Required action: Can the data below be echoed back word for word?

━━ Dataset records

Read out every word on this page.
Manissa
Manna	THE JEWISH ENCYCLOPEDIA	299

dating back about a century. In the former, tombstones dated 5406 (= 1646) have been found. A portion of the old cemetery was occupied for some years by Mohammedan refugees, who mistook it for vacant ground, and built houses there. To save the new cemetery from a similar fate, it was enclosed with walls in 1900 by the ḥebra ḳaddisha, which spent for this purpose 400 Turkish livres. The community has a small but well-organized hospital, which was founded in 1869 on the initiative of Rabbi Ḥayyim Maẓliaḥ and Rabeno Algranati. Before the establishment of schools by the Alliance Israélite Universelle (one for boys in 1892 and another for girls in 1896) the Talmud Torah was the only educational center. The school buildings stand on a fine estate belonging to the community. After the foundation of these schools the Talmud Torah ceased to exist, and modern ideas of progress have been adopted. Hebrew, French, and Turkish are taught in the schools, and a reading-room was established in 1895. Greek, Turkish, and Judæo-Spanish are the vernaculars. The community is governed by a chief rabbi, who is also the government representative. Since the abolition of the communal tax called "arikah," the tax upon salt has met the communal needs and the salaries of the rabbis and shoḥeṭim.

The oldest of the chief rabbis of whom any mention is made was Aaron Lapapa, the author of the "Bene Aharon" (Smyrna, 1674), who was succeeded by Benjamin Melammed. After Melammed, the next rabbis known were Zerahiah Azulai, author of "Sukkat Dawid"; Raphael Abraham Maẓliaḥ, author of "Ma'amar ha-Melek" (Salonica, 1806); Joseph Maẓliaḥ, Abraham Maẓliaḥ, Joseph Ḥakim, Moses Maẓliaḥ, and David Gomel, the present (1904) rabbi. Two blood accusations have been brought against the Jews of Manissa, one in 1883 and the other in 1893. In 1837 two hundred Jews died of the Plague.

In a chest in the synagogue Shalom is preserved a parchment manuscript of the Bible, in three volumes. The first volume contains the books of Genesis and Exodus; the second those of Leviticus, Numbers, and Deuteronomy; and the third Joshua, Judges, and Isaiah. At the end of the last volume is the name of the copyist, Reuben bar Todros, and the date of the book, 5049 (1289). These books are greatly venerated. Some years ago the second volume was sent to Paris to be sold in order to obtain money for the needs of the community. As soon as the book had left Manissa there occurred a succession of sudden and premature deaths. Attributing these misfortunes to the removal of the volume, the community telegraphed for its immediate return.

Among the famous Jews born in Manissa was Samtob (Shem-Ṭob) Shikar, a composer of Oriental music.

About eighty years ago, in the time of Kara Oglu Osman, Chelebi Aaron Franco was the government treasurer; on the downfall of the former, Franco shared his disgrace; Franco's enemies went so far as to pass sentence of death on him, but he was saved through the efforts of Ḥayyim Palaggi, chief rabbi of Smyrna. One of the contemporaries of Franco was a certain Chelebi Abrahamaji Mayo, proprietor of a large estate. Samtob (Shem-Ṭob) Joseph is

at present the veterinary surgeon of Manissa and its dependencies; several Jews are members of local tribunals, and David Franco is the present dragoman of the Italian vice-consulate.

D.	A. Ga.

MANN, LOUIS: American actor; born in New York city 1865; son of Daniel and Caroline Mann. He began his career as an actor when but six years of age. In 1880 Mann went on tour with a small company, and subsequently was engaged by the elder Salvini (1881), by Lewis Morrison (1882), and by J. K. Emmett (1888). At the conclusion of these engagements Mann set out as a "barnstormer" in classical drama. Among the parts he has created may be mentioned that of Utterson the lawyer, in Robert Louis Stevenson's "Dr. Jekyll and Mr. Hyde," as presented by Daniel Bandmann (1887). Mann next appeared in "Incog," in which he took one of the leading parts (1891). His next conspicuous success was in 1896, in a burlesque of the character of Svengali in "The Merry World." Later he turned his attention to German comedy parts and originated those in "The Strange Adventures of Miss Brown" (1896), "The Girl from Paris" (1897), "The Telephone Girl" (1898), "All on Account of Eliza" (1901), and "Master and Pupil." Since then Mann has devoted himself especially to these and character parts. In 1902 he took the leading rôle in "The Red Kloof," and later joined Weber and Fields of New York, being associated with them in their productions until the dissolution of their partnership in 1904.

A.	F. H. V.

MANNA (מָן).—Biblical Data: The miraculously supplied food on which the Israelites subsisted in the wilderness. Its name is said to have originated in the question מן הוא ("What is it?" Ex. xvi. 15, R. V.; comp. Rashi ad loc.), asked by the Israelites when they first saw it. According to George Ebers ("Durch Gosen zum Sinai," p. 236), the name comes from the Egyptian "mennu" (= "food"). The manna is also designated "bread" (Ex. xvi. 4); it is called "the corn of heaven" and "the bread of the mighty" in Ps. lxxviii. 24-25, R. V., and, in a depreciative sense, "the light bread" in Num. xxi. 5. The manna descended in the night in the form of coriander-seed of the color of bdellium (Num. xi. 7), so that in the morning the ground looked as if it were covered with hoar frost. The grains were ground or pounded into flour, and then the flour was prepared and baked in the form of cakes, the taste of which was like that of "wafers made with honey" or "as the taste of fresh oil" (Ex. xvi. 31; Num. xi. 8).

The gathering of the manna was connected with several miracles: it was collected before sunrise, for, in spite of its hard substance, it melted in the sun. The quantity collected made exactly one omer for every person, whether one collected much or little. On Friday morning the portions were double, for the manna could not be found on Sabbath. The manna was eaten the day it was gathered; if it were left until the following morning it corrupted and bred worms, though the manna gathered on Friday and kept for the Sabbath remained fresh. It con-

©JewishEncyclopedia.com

━━━━

Result of the exercise:
Read out every word on this page.
Manissa
Manna	THE JEWISH ENCYCLOPEDIA	299

dating back about a century. In the former, tombstones dated 5406 (= 1646) have been found. A portion of the old cemetery was occupied for some years by Mohammedan refugees, who mistook it for vacant ground, and built houses there. To save the new cemetery from a similar fate, it was enclosed with walls in 1900 by the ḥebra ḳaddisha, which spent for this purpose 400 Turkish livres. The community has a small but well-organized hospital, which was founded in 1869 on the initiative of Rabbi Ḥayyim Maẓliaḥ and Rabeno Algranati. Before the establishment of schools by the Alliance Israélite Universelle (one for boys in 1892 and another for girls in 1896) the Talmud Torah was the only educational center. The school buildings stand on a fine estate belonging to the community. After the foundation of these schools the Talmud Torah ceased to exist, and modern ideas of progress have been adopted. Hebrew, French, and Turkish are taught in the schools, and a reading-room was established in 1895. Greek, Turkish, and Judæo-Spanish are the vernaculars. The community is governed by a chief rabbi, who is also the government representative. Since the abolition of the communal tax called "arikah," the tax upon salt has met the communal needs and the salaries of the rabbis and shoḥeṭim.

The oldest of the chief rabbis of whom any mention is made was Aaron Lapapa, the author of the "Bene Aharon" (Smyrna, 1674), who was succeeded by Benjamin Melammed. After Melammed, the next rabbis known were Zerahiah Azulai, author of "Sukkat Dawid"; Raphael Abraham Maẓliaḥ, author of "Ma'amar ha-Melek" (Salonica, 1806); Joseph Maẓliaḥ, Abraham Maẓliaḥ, Joseph Ḥakim, Moses Maẓliaḥ, and David Gomel, the present (1904) rabbi. Two blood accusations have been brought against the Jews of Manissa, one in 1883 and the other in 1893. In 1837 two hundred Jews died of the Plague.

In a chest in the synagogue Shalom is preserved a parchment manuscript of the Bible, in three volumes. The first volume contains the books of Genesis and Exodus; the second those of Leviticus, Numbers, and Deuteronomy; and the third Joshua, Judges, and Isaiah. At the end of the last volume is the name of the copyist, Reuben bar Todros, and the date of the book, 5049 (1289). These books are greatly venerated. Some years ago the second volume was sent to Paris to be sold in order to obtain money for the needs of the community. As soon as the book had left Manissa there occurred a succession of sudden and premature deaths. Attributing these misfortunes to the removal of the volume, the community telegraphed for its immediate return.

Among the famous Jews born in Manissa was Samtob (Shem-Ṭob) Shikar, a composer of Oriental music.

About eighty years ago, in the time of Kara Oglu Osman, Chelebi Aaron Franco was the government treasurer; on the downfall of the former, Franco shared his disgrace; Franco's enemies went so far as to pass sentence of death on him, but he was saved through the efforts of Ḥayyim Palaggi, chief rabbi of Smyrna. One of the contemporaries of Franco was a certain Chelebi Abrahamaji Mayo, proprietor of a large estate. Samtob (Shem-Ṭob) Joseph is

at present the veterinary surgeon of Manissa and its dependencies; several Jews are members of local tribunals, and David Franco is the present dragoman of the Italian vice-consulate.

D.	A. Ga.

MANN, LOUIS: American actor; born in New York city 1865; son of Daniel and Caroline Mann. He began his career as an actor when but six years of age. In 1880 Mann went on tour with a small company, and subsequently was engaged by the elder Salvini (1881), by Lewis Morrison (1882), and by J. K. Emmett (1888). At the conclusion of these engagements Mann set out as a "barnstormer" in classical drama. Among the parts he has created may be mentioned that of Utterson the lawyer, in Robert Louis Stevenson's "Dr. Jekyll and Mr. Hyde," as presented by Daniel Bandmann (1887). Mann next appeared in "Incog," in which he took one of the leading parts (1891). His next conspicuous success was in 1896, in a burlesque of the character of Svengali in "The Merry World." Later he turned his attention to German comedy parts and originated those in "The Strange Adventures of Miss Brown" (1896), "The Girl from Paris" (1897), "The Telephone Girl" (1898), "All on Account of Eliza" (1901), and "Master and Pupil." Since then Mann has devoted himself especially to these and character parts. In 1902 he took the leading rôle in "The Red Kloof," and later joined Weber and Fields of New York, being associated with them in their productions until the dissolution of their partnership in 1904.

A.	F. H. V.

MANNA (מָן).—Biblical Data: The miraculously supplied food on which the Israelites subsisted in the wilderness. Its name is said to have originated in the question מן הוא ("What is it?" Ex. xvi. 15, R. V.; comp. Rashi ad loc.), asked by the Israelites when they first saw it. According to George Ebers ("Durch Gosen zum Sinai," p. 236), the name comes from the Egyptian "mennu" (= "food"). The manna is also designated "bread" (Ex. xvi. 4); it is called "the corn of heaven" and "the bread of the mighty" in Ps. lxxviii. 24-25, R. V., and, in a depreciative sense, "the light bread" in Num. xxi. 5. The manna descended in the night in the form of coriander-seed of the color of bdellium (Num. xi. 7), so that in the morning the ground looked as if it were covered with hoar frost. The grains were ground or pounded into flour, and then the flour was prepared and baked in the form of cakes, the taste of which was like that of "wafers made with honey" or "as the taste of fresh oil" (Ex. xvi. 31; Num. xi. 8).

The gathering of the manna was connected with several miracles: it was collected before sunrise, for, in spite of its hard substance, it melted in the sun. The quantity collected made exactly one omer for every person, whether one collected much or little. On Friday morning the portions were double, for the manna could not be found on Sabbath. The manna was eaten the day it was gathered; if it were left until the following morning it corrupted and bred worms, though the manna gathered on Friday and kept for the Sabbath remained fresh. It con-

©JewishEncyclopedia.com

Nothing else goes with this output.